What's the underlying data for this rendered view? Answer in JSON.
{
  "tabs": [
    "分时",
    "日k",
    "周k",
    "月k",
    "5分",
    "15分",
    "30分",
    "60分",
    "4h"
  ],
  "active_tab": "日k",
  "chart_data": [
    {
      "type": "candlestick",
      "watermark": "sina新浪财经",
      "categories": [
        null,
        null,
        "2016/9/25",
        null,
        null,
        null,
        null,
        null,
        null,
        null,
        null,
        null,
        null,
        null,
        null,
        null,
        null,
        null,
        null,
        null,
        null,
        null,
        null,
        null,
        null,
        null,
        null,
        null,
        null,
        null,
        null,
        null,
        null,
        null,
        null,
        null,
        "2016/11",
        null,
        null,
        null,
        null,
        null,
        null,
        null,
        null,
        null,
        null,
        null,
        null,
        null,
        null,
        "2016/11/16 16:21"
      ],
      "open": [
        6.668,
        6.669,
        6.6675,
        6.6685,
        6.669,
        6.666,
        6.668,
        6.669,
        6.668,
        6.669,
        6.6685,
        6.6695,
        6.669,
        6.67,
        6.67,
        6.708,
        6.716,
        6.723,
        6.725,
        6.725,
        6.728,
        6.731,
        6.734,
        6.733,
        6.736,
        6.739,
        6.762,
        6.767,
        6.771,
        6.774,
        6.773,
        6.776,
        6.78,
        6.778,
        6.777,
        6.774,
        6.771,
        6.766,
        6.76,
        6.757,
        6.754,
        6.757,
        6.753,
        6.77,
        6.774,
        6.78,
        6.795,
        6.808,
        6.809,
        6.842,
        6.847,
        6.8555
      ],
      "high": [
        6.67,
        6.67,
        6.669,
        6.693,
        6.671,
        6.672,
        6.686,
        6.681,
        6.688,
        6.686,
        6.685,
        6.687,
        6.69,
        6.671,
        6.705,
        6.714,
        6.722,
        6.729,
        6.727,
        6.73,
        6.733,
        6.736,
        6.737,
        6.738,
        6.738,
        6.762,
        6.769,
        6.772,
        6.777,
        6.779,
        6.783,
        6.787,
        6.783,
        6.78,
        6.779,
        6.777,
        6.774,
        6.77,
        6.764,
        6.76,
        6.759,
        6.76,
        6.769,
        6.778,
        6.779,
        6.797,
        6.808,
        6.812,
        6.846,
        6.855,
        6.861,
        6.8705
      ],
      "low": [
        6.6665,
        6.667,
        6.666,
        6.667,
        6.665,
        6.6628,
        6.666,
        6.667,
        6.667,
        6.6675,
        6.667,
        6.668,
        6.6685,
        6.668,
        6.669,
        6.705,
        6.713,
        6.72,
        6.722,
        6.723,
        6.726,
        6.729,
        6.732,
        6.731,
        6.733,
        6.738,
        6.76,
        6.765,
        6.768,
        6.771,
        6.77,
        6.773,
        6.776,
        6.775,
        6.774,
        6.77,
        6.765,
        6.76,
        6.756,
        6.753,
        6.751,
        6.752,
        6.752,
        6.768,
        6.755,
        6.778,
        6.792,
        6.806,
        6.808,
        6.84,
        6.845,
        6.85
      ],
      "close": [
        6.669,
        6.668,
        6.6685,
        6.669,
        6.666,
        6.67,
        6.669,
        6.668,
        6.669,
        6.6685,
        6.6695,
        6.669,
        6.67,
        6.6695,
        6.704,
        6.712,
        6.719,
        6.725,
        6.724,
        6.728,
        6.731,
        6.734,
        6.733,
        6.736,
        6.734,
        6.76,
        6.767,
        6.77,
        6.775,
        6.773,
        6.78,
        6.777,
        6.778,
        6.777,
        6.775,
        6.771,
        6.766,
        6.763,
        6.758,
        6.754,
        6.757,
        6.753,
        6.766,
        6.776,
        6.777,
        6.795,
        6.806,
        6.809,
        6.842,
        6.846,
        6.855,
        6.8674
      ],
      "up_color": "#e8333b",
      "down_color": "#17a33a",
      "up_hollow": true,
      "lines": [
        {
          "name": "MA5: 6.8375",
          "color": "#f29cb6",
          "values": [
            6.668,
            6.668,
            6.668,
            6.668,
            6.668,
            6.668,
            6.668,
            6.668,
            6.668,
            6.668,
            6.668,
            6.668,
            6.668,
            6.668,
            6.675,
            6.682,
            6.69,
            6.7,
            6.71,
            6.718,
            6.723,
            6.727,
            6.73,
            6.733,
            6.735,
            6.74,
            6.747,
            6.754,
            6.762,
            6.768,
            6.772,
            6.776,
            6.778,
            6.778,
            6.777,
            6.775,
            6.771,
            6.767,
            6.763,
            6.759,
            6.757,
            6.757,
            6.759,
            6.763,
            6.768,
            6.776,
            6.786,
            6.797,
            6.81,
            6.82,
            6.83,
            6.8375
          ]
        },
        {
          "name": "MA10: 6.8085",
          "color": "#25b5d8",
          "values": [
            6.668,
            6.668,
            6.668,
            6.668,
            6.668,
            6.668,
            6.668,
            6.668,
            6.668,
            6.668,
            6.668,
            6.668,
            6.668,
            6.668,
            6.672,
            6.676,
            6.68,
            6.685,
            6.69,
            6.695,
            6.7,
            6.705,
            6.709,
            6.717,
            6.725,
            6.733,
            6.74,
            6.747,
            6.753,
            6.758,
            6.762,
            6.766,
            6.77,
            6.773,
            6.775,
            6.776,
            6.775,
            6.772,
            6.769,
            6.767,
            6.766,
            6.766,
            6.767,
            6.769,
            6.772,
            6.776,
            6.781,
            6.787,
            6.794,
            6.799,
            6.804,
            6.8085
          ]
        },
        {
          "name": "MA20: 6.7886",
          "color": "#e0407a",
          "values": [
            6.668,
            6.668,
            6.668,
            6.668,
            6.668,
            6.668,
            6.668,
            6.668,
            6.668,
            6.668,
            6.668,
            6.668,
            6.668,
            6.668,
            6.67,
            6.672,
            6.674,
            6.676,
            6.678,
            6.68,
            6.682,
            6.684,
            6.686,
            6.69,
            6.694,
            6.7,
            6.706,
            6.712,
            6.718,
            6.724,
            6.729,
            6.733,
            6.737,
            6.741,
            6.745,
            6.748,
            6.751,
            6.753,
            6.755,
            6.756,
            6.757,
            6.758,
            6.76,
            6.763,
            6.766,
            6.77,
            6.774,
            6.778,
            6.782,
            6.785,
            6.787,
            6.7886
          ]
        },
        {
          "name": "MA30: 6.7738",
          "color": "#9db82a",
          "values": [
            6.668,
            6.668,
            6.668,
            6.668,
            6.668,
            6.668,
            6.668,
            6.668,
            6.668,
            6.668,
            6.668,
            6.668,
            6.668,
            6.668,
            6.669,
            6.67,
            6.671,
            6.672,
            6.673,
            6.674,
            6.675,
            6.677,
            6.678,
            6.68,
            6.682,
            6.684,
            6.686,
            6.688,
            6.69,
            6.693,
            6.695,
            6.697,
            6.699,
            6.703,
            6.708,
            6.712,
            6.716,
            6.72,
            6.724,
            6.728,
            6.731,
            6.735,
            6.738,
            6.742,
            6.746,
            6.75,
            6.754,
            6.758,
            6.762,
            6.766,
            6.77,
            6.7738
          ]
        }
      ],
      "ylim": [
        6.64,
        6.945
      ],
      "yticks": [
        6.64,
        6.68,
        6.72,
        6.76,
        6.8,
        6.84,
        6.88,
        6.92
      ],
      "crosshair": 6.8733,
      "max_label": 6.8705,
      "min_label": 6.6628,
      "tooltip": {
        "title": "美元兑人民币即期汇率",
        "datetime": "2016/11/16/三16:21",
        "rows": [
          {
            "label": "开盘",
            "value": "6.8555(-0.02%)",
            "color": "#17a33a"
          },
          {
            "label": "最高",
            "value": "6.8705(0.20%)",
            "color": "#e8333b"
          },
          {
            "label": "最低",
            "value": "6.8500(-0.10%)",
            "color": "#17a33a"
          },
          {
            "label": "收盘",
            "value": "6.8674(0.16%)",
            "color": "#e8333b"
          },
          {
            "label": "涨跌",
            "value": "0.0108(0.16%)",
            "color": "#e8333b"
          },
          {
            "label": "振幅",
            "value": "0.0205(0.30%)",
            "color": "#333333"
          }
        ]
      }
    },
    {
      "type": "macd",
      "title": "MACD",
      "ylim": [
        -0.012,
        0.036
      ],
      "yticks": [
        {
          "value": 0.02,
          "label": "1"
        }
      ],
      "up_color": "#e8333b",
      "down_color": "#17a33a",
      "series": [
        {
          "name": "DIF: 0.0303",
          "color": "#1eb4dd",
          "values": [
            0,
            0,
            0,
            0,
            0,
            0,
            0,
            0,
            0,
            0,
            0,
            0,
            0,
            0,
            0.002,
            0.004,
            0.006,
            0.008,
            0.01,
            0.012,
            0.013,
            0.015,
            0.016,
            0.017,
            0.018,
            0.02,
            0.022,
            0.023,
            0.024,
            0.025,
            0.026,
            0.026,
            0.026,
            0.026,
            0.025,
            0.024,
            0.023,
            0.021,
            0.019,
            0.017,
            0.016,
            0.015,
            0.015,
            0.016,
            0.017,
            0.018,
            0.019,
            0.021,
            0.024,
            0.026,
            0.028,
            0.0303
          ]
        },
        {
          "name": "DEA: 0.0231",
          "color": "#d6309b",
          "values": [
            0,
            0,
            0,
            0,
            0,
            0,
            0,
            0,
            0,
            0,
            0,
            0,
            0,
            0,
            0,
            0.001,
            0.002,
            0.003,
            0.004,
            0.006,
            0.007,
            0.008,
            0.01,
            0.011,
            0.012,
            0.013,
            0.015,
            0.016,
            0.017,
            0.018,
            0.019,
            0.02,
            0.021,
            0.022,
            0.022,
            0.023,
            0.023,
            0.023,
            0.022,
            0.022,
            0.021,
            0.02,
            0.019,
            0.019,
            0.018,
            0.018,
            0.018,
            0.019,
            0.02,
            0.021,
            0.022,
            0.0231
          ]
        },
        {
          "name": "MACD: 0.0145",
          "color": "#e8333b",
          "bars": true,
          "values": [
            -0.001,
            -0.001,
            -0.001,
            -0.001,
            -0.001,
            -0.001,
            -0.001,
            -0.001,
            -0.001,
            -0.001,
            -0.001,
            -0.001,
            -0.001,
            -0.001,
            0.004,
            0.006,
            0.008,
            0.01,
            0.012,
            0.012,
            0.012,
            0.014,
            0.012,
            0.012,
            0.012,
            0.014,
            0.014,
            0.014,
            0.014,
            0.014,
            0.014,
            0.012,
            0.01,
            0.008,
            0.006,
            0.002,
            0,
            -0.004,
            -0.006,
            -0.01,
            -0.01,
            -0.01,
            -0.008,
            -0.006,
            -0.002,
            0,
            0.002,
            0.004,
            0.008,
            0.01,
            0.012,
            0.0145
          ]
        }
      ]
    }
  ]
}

:::

(EXERCISE PROMPT) Select all lines with the word "name" from the entries above.

(EXERCISE ANSWER)
          "name": "MA5: 6.8375",
          "name": "MA10: 6.8085",
          "name": "MA20: 6.7886",
          "name": "MA30: 6.7738",
          "name": "DIF: 0.0303",
          "name": "DEA: 0.0231",
          "name": "MACD: 0.0145",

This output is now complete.